Set down, exactly as they stand, the lines from the one containing "What data populates" through the last line of the records below, leaving every picture out.

*** Records to use Section Begins ***

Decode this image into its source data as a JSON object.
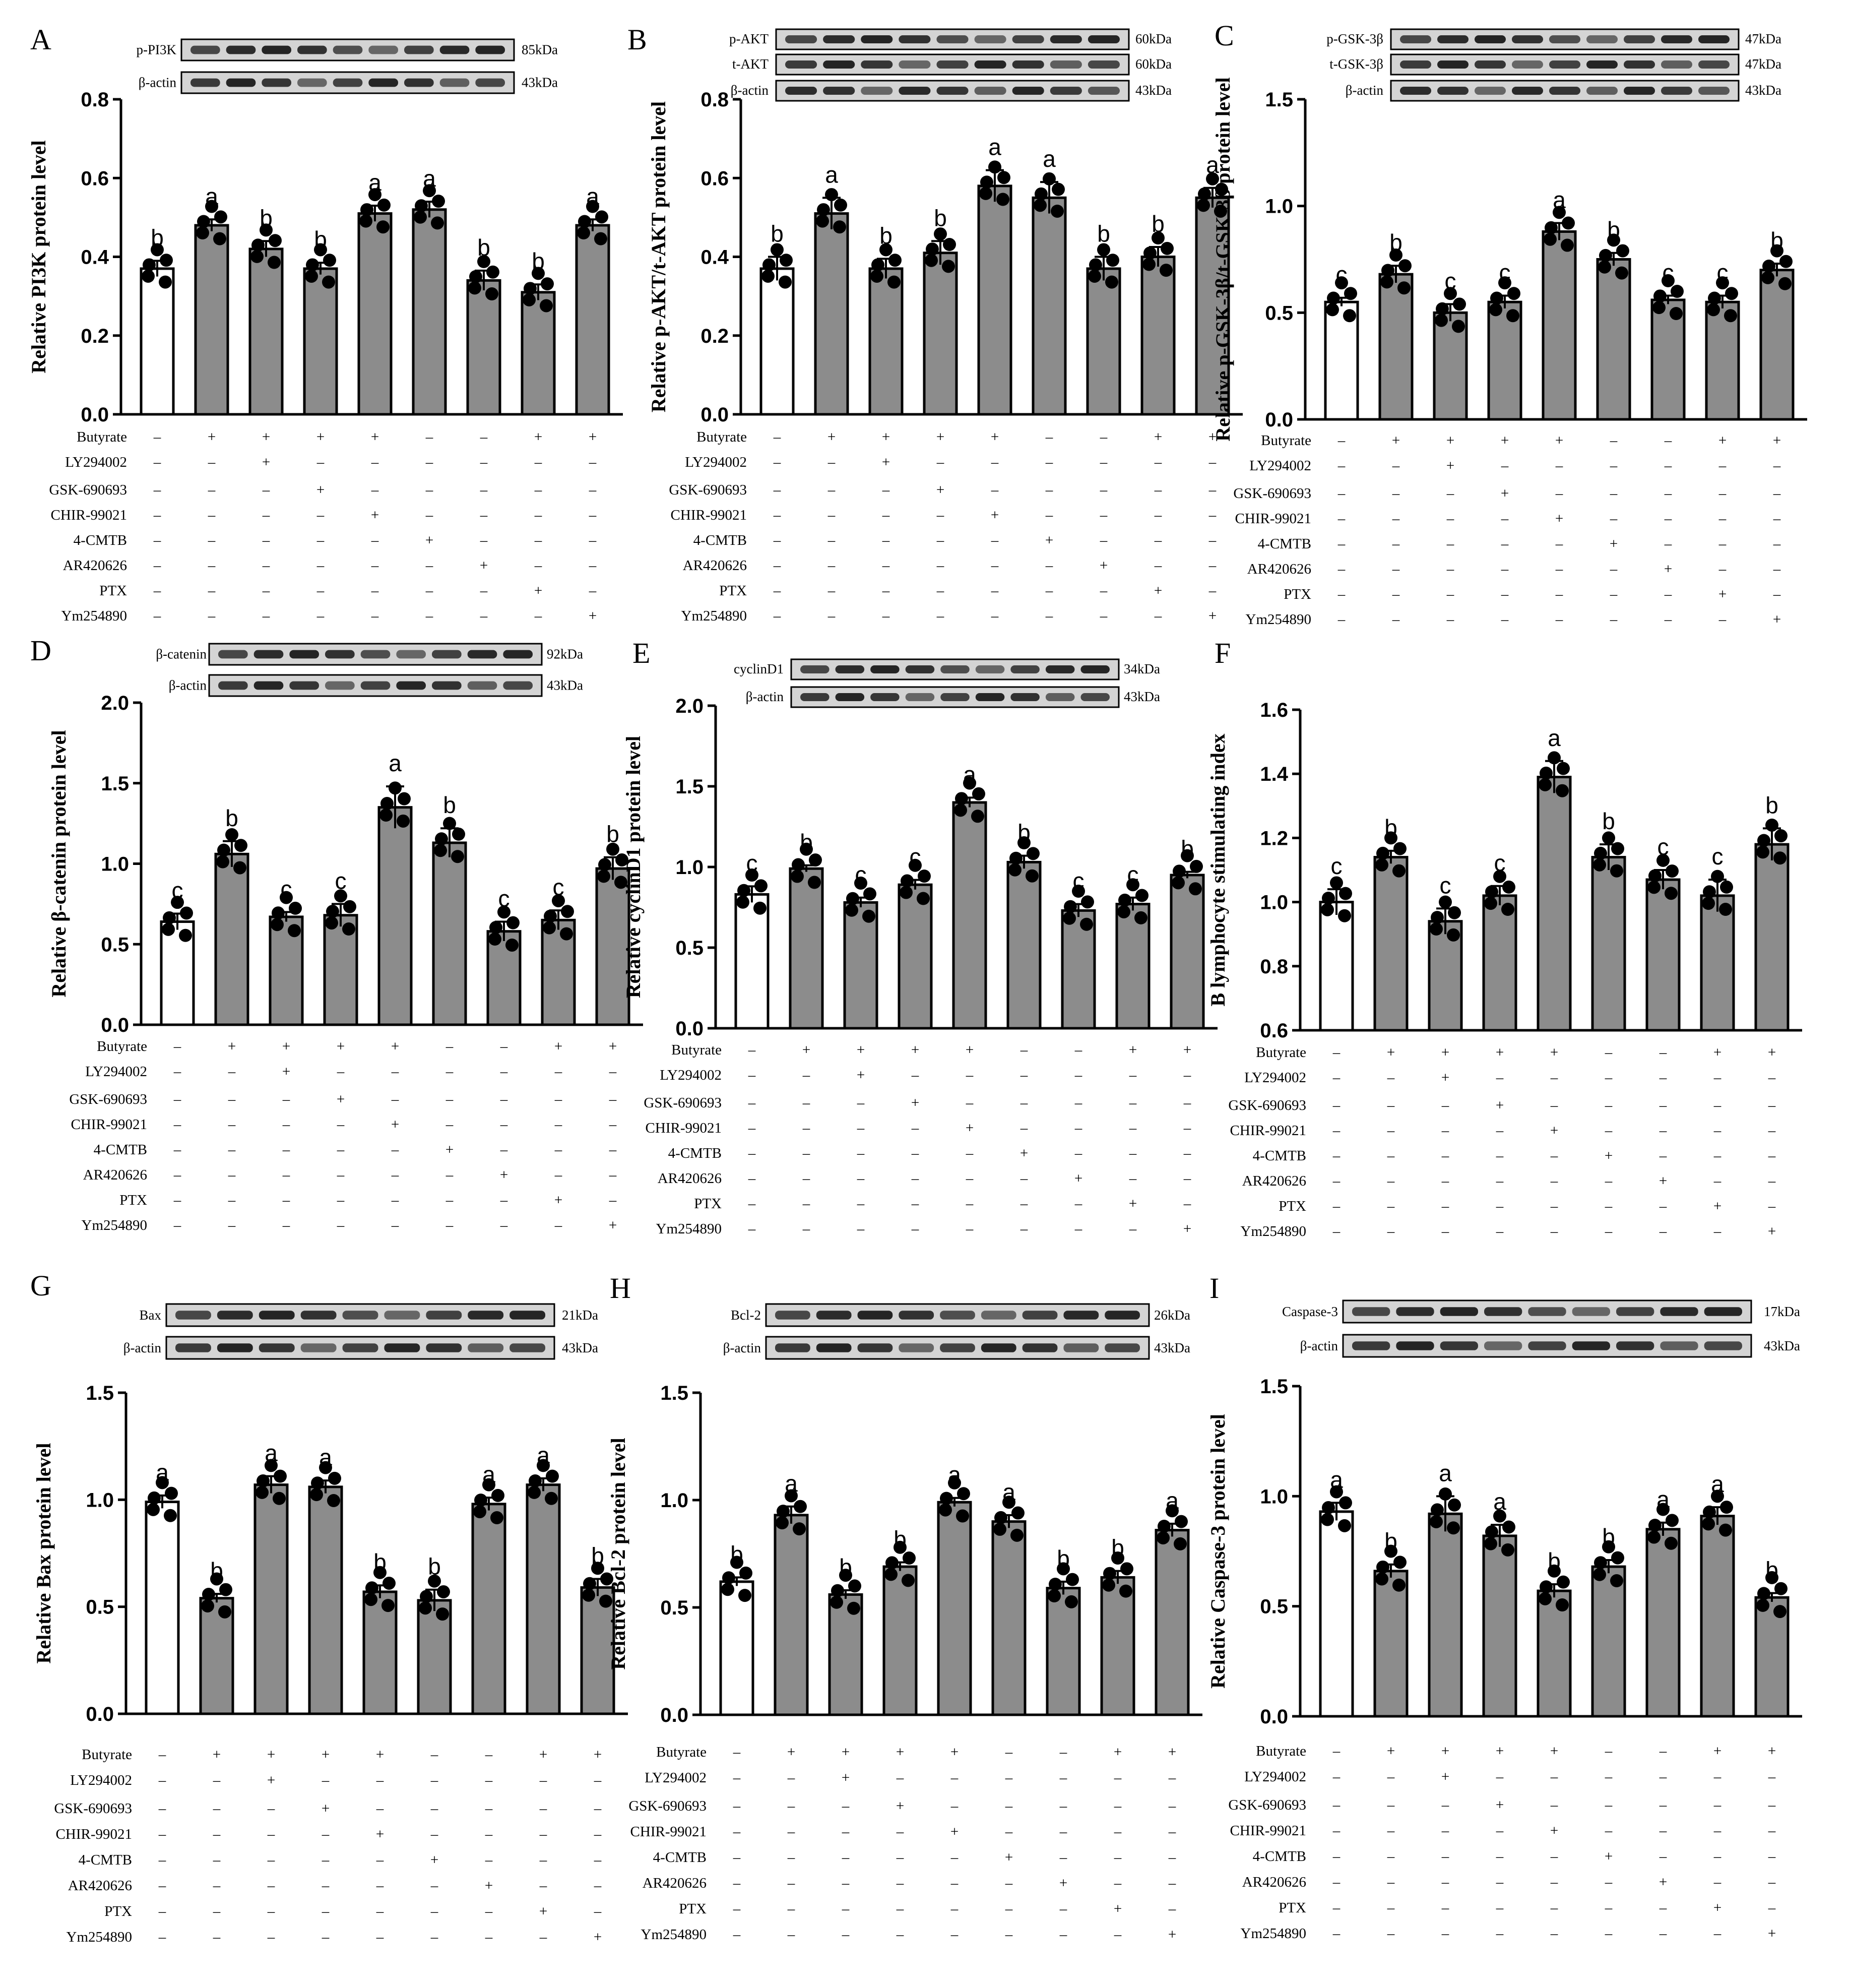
{
  "treatment_labels": [
    "Butyrate",
    "LY294002",
    "GSK-690693",
    "CHIR-99021",
    "4-CMTB",
    "AR420626",
    "PTX",
    "Ym254890"
  ],
  "treatment_signs": [
    [
      "–",
      "+",
      "+",
      "+",
      "+",
      "–",
      "–",
      "+",
      "+"
    ],
    [
      "–",
      "–",
      "+",
      "–",
      "–",
      "–",
      "–",
      "–",
      "–"
    ],
    [
      "–",
      "–",
      "–",
      "+",
      "–",
      "–",
      "–",
      "–",
      "–"
    ],
    [
      "–",
      "–",
      "–",
      "–",
      "+",
      "–",
      "–",
      "–",
      "–"
    ],
    [
      "–",
      "–",
      "–",
      "–",
      "–",
      "+",
      "–",
      "–",
      "–"
    ],
    [
      "–",
      "–",
      "–",
      "–",
      "–",
      "–",
      "+",
      "–",
      "–"
    ],
    [
      "–",
      "–",
      "–",
      "–",
      "–",
      "–",
      "–",
      "+",
      "–"
    ],
    [
      "–",
      "–",
      "–",
      "–",
      "–",
      "–",
      "–",
      "–",
      "+"
    ]
  ],
  "colors": {
    "control_bar": "#ffffff",
    "treated_bar": "#8c8c8c",
    "edge": "#000000",
    "blot_band": "#1a1a1a",
    "blot_bg": "#d4d4d4"
  },
  "chart_data": [
    {
      "panel": "A",
      "type": "bar",
      "ylabel": "Relative PI3K protein level",
      "ylim": [
        0,
        0.8
      ],
      "yticks": [
        "0.0",
        "0.2",
        "0.4",
        "0.6",
        "0.8"
      ],
      "values": [
        0.37,
        0.48,
        0.42,
        0.37,
        0.51,
        0.52,
        0.34,
        0.31,
        0.48
      ],
      "errors": [
        0.02,
        0.015,
        0.02,
        0.015,
        0.02,
        0.02,
        0.025,
        0.02,
        0.015
      ],
      "letters": [
        "b",
        "a",
        "b",
        "b",
        "a",
        "a",
        "b",
        "b",
        "a"
      ],
      "blots": [
        {
          "label": "p-PI3K",
          "kda": "85kDa"
        },
        {
          "label": "β-actin",
          "kda": "43kDa"
        }
      ]
    },
    {
      "panel": "B",
      "type": "bar",
      "ylabel": "Relative p-AKT/t-AKT protein level",
      "ylim": [
        0,
        0.8
      ],
      "yticks": [
        "0.0",
        "0.2",
        "0.4",
        "0.6",
        "0.8"
      ],
      "values": [
        0.37,
        0.51,
        0.37,
        0.41,
        0.58,
        0.55,
        0.37,
        0.4,
        0.55
      ],
      "errors": [
        0.03,
        0.04,
        0.025,
        0.03,
        0.04,
        0.04,
        0.03,
        0.025,
        0.025
      ],
      "letters": [
        "b",
        "a",
        "b",
        "b",
        "a",
        "a",
        "b",
        "b",
        "a"
      ],
      "blots": [
        {
          "label": "p-AKT",
          "kda": "60kDa"
        },
        {
          "label": "t-AKT",
          "kda": "60kDa"
        },
        {
          "label": "β-actin",
          "kda": "43kDa"
        }
      ]
    },
    {
      "panel": "C",
      "type": "bar",
      "ylabel": "Relative p-GSK-3β/t-GSK-3β protein level",
      "ylim": [
        0,
        1.5
      ],
      "yticks": [
        "0.0",
        "0.5",
        "1.0",
        "1.5"
      ],
      "values": [
        0.55,
        0.68,
        0.5,
        0.55,
        0.88,
        0.75,
        0.56,
        0.55,
        0.7
      ],
      "errors": [
        0.02,
        0.04,
        0.04,
        0.03,
        0.04,
        0.03,
        0.02,
        0.03,
        0.03
      ],
      "letters": [
        "c",
        "b",
        "c",
        "c",
        "a",
        "b",
        "c",
        "c",
        "b"
      ],
      "blots": [
        {
          "label": "p-GSK-3β",
          "kda": "47kDa"
        },
        {
          "label": "t-GSK-3β",
          "kda": "47kDa"
        },
        {
          "label": "β-actin",
          "kda": "43kDa"
        }
      ]
    },
    {
      "panel": "D",
      "type": "bar",
      "ylabel": "Relative β-catenin protein level",
      "ylim": [
        0,
        2.0
      ],
      "yticks": [
        "0.0",
        "0.5",
        "1.0",
        "1.5",
        "2.0"
      ],
      "values": [
        0.64,
        1.06,
        0.67,
        0.68,
        1.35,
        1.13,
        0.58,
        0.65,
        0.97
      ],
      "errors": [
        0.05,
        0.08,
        0.03,
        0.07,
        0.13,
        0.09,
        0.06,
        0.06,
        0.07
      ],
      "letters": [
        "c",
        "b",
        "c",
        "c",
        "a",
        "b",
        "c",
        "c",
        "b"
      ],
      "blots": [
        {
          "label": "β-catenin",
          "kda": "92kDa"
        },
        {
          "label": "β-actin",
          "kda": "43kDa"
        }
      ]
    },
    {
      "panel": "E",
      "type": "bar",
      "ylabel": "Relative cyclinD1 protein level",
      "ylim": [
        0,
        2.0
      ],
      "yticks": [
        "0.0",
        "0.5",
        "1.0",
        "1.5",
        "2.0"
      ],
      "values": [
        0.83,
        0.99,
        0.78,
        0.89,
        1.4,
        1.03,
        0.73,
        0.77,
        0.95
      ],
      "errors": [
        0.05,
        0.02,
        0.03,
        0.03,
        0.03,
        0.04,
        0.04,
        0.04,
        0.02
      ],
      "letters": [
        "c",
        "b",
        "c",
        "c",
        "a",
        "b",
        "c",
        "c",
        "b"
      ],
      "blots": [
        {
          "label": "cyclinD1",
          "kda": "34kDa"
        },
        {
          "label": "β-actin",
          "kda": "43kDa"
        }
      ]
    },
    {
      "panel": "F",
      "type": "bar",
      "ylabel": "B lymphocyte stimulating index",
      "ylim": [
        0.6,
        1.6
      ],
      "yticks": [
        "0.6",
        "0.8",
        "1.0",
        "1.2",
        "1.4",
        "1.6"
      ],
      "values": [
        1.0,
        1.14,
        0.94,
        1.02,
        1.39,
        1.14,
        1.07,
        1.02,
        1.18
      ],
      "errors": [
        0.04,
        0.02,
        0.04,
        0.03,
        0.05,
        0.04,
        0.03,
        0.05,
        0.05
      ],
      "letters": [
        "c",
        "b",
        "c",
        "c",
        "a",
        "b",
        "c",
        "c",
        "b"
      ],
      "blots": []
    },
    {
      "panel": "G",
      "type": "bar",
      "ylabel": "Relative Bax protein level",
      "ylim": [
        0,
        1.5
      ],
      "yticks": [
        "0.0",
        "0.5",
        "1.0",
        "1.5"
      ],
      "values": [
        0.99,
        0.54,
        1.07,
        1.06,
        0.57,
        0.53,
        0.98,
        1.07,
        0.59
      ],
      "errors": [
        0.03,
        0.02,
        0.04,
        0.03,
        0.03,
        0.05,
        0.03,
        0.03,
        0.04
      ],
      "letters": [
        "a",
        "b",
        "a",
        "a",
        "b",
        "b",
        "a",
        "a",
        "b"
      ],
      "blots": [
        {
          "label": "Bax",
          "kda": "21kDa"
        },
        {
          "label": "β-actin",
          "kda": "43kDa"
        }
      ]
    },
    {
      "panel": "H",
      "type": "bar",
      "ylabel": "Relative Bcl-2 protein level",
      "ylim": [
        0,
        1.5
      ],
      "yticks": [
        "0.0",
        "0.5",
        "1.0",
        "1.5"
      ],
      "values": [
        0.62,
        0.93,
        0.56,
        0.69,
        0.99,
        0.9,
        0.59,
        0.64,
        0.86
      ],
      "errors": [
        0.02,
        0.04,
        0.02,
        0.02,
        0.02,
        0.03,
        0.03,
        0.03,
        0.03
      ],
      "letters": [
        "b",
        "a",
        "b",
        "b",
        "a",
        "a",
        "b",
        "b",
        "a"
      ],
      "blots": [
        {
          "label": "Bcl-2",
          "kda": "26kDa"
        },
        {
          "label": "β-actin",
          "kda": "43kDa"
        }
      ]
    },
    {
      "panel": "I",
      "type": "bar",
      "ylabel": "Relative Caspase-3 protein level",
      "ylim": [
        0,
        1.5
      ],
      "yticks": [
        "0.0",
        "0.5",
        "1.0",
        "1.5"
      ],
      "values": [
        0.93,
        0.66,
        0.92,
        0.82,
        0.57,
        0.68,
        0.85,
        0.91,
        0.54
      ],
      "errors": [
        0.04,
        0.03,
        0.08,
        0.05,
        0.03,
        0.03,
        0.03,
        0.04,
        0.02
      ],
      "letters": [
        "a",
        "b",
        "a",
        "a",
        "b",
        "b",
        "a",
        "a",
        "b"
      ],
      "blots": [
        {
          "label": "Caspase-3",
          "kda": "17kDa"
        },
        {
          "label": "β-actin",
          "kda": "43kDa"
        }
      ]
    }
  ]
}
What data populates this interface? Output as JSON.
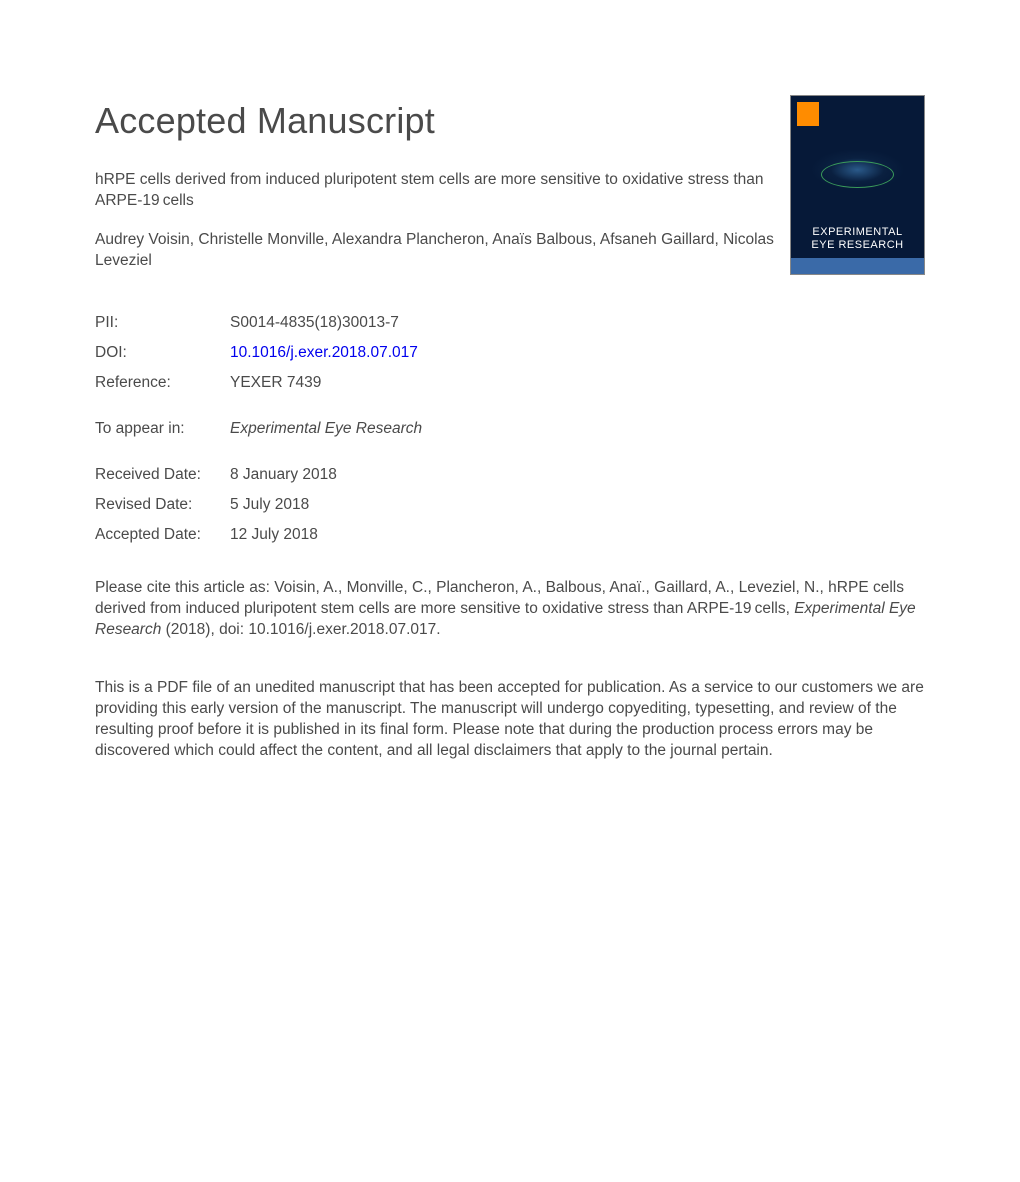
{
  "heading": "Accepted Manuscript",
  "journal_cover": {
    "title_line1": "EXPERIMENTAL",
    "title_line2": "EYE RESEARCH",
    "background_color": "#061938",
    "logo_color": "#ff8c00",
    "bar_color": "#3a6aa8"
  },
  "article_title": "hRPE cells derived from induced pluripotent stem cells are more sensitive to oxidative stress than ARPE-19 cells",
  "authors": "Audrey Voisin, Christelle Monville, Alexandra Plancheron, Anaïs Balbous, Afsaneh Gaillard, Nicolas Leveziel",
  "meta": {
    "pii_label": "PII:",
    "pii_value": "S0014-4835(18)30013-7",
    "doi_label": "DOI:",
    "doi_value": "10.1016/j.exer.2018.07.017",
    "reference_label": "Reference:",
    "reference_value": "YEXER 7439",
    "appear_label": "To appear in:",
    "appear_value": "Experimental Eye Research",
    "received_label": "Received Date:",
    "received_value": "8 January 2018",
    "revised_label": "Revised Date:",
    "revised_value": "5 July 2018",
    "accepted_label": "Accepted Date:",
    "accepted_value": "12 July 2018"
  },
  "citation_prefix": "Please cite this article as: Voisin, A., Monville, C., Plancheron, A., Balbous, Anaï., Gaillard, A., Leveziel, N., hRPE cells derived from induced pluripotent stem cells are more sensitive to oxidative stress than ARPE-19 cells, ",
  "citation_journal": "Experimental Eye Research",
  "citation_suffix": " (2018), doi: 10.1016/j.exer.2018.07.017.",
  "disclaimer": "This is a PDF file of an unedited manuscript that has been accepted for publication. As a service to our customers we are providing this early version of the manuscript. The manuscript will undergo copyediting, typesetting, and review of the resulting proof before it is published in its final form. Please note that during the production process errors may be discovered which could affect the content, and all legal disclaimers that apply to the journal pertain.",
  "colors": {
    "text": "#4a4a4a",
    "link": "#0000ee",
    "background": "#ffffff"
  },
  "typography": {
    "heading_fontsize": 36,
    "body_fontsize": 15.5,
    "font_family": "Arial, Helvetica, sans-serif"
  }
}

*** Records to use Section Ends ***

### Exercise solution
What data populates this interface? Output as JSON.
{
  "heading": "Accepted Manuscript",
  "journal_cover": {
    "title_line1": "EXPERIMENTAL",
    "title_line2": "EYE RESEARCH",
    "background_color": "#061938",
    "logo_color": "#ff8c00",
    "bar_color": "#3a6aa8"
  },
  "article_title": "hRPE cells derived from induced pluripotent stem cells are more sensitive to oxidative stress than ARPE-19 cells",
  "authors": "Audrey Voisin, Christelle Monville, Alexandra Plancheron, Anaïs Balbous, Afsaneh Gaillard, Nicolas Leveziel",
  "meta": {
    "pii_label": "PII:",
    "pii_value": "S0014-4835(18)30013-7",
    "doi_label": "DOI:",
    "doi_value": "10.1016/j.exer.2018.07.017",
    "reference_label": "Reference:",
    "reference_value": "YEXER 7439",
    "appear_label": "To appear in:",
    "appear_value": "Experimental Eye Research",
    "received_label": "Received Date:",
    "received_value": "8 January 2018",
    "revised_label": "Revised Date:",
    "revised_value": "5 July 2018",
    "accepted_label": "Accepted Date:",
    "accepted_value": "12 July 2018"
  },
  "citation_prefix": "Please cite this article as: Voisin, A., Monville, C., Plancheron, A., Balbous, Anaï., Gaillard, A., Leveziel, N., hRPE cells derived from induced pluripotent stem cells are more sensitive to oxidative stress than ARPE-19 cells, ",
  "citation_journal": "Experimental Eye Research",
  "citation_suffix": " (2018), doi: 10.1016/j.exer.2018.07.017.",
  "disclaimer": "This is a PDF file of an unedited manuscript that has been accepted for publication. As a service to our customers we are providing this early version of the manuscript. The manuscript will undergo copyediting, typesetting, and review of the resulting proof before it is published in its final form. Please note that during the production process errors may be discovered which could affect the content, and all legal disclaimers that apply to the journal pertain.",
  "colors": {
    "text": "#4a4a4a",
    "link": "#0000ee",
    "background": "#ffffff"
  },
  "typography": {
    "heading_fontsize": 36,
    "body_fontsize": 15.5,
    "font_family": "Arial, Helvetica, sans-serif"
  }
}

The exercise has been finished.